Repeat each line exactly as it is written.

(Entries provided)
►
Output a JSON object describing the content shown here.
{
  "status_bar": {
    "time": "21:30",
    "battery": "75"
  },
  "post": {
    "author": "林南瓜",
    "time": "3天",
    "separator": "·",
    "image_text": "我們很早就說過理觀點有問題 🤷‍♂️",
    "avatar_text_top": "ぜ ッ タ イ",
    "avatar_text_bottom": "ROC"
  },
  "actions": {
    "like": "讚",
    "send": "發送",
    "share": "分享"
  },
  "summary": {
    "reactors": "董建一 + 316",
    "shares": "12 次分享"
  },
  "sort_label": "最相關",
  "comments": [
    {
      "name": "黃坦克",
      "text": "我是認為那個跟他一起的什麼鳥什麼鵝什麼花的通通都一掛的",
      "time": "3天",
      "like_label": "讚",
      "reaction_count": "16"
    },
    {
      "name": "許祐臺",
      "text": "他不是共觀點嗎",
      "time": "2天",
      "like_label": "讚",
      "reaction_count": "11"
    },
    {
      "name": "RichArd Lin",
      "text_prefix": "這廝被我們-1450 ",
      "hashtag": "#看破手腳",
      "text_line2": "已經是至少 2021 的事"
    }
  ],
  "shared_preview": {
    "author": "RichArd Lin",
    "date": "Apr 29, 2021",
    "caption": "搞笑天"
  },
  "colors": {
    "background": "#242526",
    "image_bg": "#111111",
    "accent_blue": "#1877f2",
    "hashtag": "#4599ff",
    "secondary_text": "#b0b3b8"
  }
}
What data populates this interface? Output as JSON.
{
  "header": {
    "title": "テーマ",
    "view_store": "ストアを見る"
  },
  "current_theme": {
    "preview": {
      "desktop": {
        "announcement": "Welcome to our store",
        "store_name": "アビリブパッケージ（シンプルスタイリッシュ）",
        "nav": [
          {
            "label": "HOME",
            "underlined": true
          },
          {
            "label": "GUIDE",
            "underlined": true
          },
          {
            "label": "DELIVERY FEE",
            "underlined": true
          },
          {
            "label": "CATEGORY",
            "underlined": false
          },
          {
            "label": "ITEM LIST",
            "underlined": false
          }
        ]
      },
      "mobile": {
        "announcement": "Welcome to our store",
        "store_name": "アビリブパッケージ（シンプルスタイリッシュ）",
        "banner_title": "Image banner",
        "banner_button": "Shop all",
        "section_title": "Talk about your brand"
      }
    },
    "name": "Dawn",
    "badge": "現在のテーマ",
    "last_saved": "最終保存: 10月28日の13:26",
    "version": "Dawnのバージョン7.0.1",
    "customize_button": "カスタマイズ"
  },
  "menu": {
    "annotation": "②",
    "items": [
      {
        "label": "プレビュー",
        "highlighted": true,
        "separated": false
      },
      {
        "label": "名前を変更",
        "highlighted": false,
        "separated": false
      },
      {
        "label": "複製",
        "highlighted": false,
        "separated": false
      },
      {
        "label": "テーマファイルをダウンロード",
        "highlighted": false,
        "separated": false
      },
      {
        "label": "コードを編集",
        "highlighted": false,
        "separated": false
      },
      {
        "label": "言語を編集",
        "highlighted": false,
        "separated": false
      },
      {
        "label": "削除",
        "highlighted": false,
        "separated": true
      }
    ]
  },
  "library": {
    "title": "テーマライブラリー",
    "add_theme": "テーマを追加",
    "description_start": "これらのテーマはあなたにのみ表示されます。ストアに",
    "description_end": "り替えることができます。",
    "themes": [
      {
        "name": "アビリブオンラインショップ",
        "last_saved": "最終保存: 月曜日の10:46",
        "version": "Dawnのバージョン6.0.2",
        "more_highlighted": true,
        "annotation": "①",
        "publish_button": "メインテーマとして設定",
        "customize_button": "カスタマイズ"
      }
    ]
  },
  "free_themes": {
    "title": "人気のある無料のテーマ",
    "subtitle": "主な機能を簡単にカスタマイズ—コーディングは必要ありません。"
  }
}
◄
(Written reply)
Output a JSON object describing the content shown here.
{
  "status_bar": {
    "time": "21:30",
    "battery": "75"
  },
  "post": {
    "author": "林南瓜",
    "time": "3天",
    "separator": "·",
    "image_text": "我們很早就說過理觀點有問題 🤷‍♂️",
    "avatar_text_top": "ぜ ッ タ イ",
    "avatar_text_bottom": "ROC"
  },
  "actions": {
    "like": "讚",
    "send": "發送",
    "share": "分享"
  },
  "summary": {
    "reactors": "董建一 + 316",
    "shares": "12 次分享"
  },
  "sort_label": "最相關",
  "comments": [
    {
      "name": "黃坦克",
      "text": "我是認為那個跟他一起的什麼鳥什麼鵝什麼花的通通都一掛的",
      "time": "3天",
      "like_label": "讚",
      "reaction_count": "16"
    },
    {
      "name": "許祐臺",
      "text": "他不是共觀點嗎",
      "time": "2天",
      "like_label": "讚",
      "reaction_count": "11"
    },
    {
      "name": "RichArd Lin",
      "text_prefix": "這廝被我們-1450 ",
      "hashtag": "#看破手腳",
      "text_line2": "已經是至少 2021 的事"
    }
  ],
  "shared_preview": {
    "author": "RichArd Lin",
    "date": "Apr 29, 2021",
    "caption": "搞笑天"
  },
  "colors": {
    "background": "#242526",
    "image_bg": "#111111",
    "accent_blue": "#1877f2",
    "hashtag": "#4599ff",
    "secondary_text": "#b0b3b8"
  }
}
What data populates this interface? Output as JSON.
{
  "header": {
    "title": "テーマ",
    "view_store": "ストアを見る"
  },
  "current_theme": {
    "preview": {
      "desktop": {
        "announcement": "Welcome to our store",
        "store_name": "アビリブパッケージ（シンプルスタイリッシュ）",
        "nav": [
          {
            "label": "HOME",
            "underlined": true
          },
          {
            "label": "GUIDE",
            "underlined": true
          },
          {
            "label": "DELIVERY FEE",
            "underlined": true
          },
          {
            "label": "CATEGORY",
            "underlined": false
          },
          {
            "label": "ITEM LIST",
            "underlined": false
          }
        ]
      },
      "mobile": {
        "announcement": "Welcome to our store",
        "store_name": "アビリブパッケージ（シンプルスタイリッシュ）",
        "banner_title": "Image banner",
        "banner_button": "Shop all",
        "section_title": "Talk about your brand"
      }
    },
    "name": "Dawn",
    "badge": "現在のテーマ",
    "last_saved": "最終保存: 10月28日の13:26",
    "version": "Dawnのバージョン7.0.1",
    "customize_button": "カスタマイズ"
  },
  "menu": {
    "annotation": "②",
    "items": [
      {
        "label": "プレビュー",
        "highlighted": true,
        "separated": false
      },
      {
        "label": "名前を変更",
        "highlighted": false,
        "separated": false
      },
      {
        "label": "複製",
        "highlighted": false,
        "separated": false
      },
      {
        "label": "テーマファイルをダウンロード",
        "highlighted": false,
        "separated": false
      },
      {
        "label": "コードを編集",
        "highlighted": false,
        "separated": false
      },
      {
        "label": "言語を編集",
        "highlighted": false,
        "separated": false
      },
      {
        "label": "削除",
        "highlighted": false,
        "separated": true
      }
    ]
  },
  "library": {
    "title": "テーマライブラリー",
    "add_theme": "テーマを追加",
    "description_start": "これらのテーマはあなたにのみ表示されます。ストアに",
    "description_end": "り替えることができます。",
    "themes": [
      {
        "name": "アビリブオンラインショップ",
        "last_saved": "最終保存: 月曜日の10:46",
        "version": "Dawnのバージョン6.0.2",
        "more_highlighted": true,
        "annotation": "①",
        "publish_button": "メインテーマとして設定",
        "customize_button": "カスタマイズ"
      }
    ]
  },
  "free_themes": {
    "title": "人気のある無料のテーマ",
    "subtitle": "主な機能を簡単にカスタマイズ—コーディングは必要ありません。"
  }
}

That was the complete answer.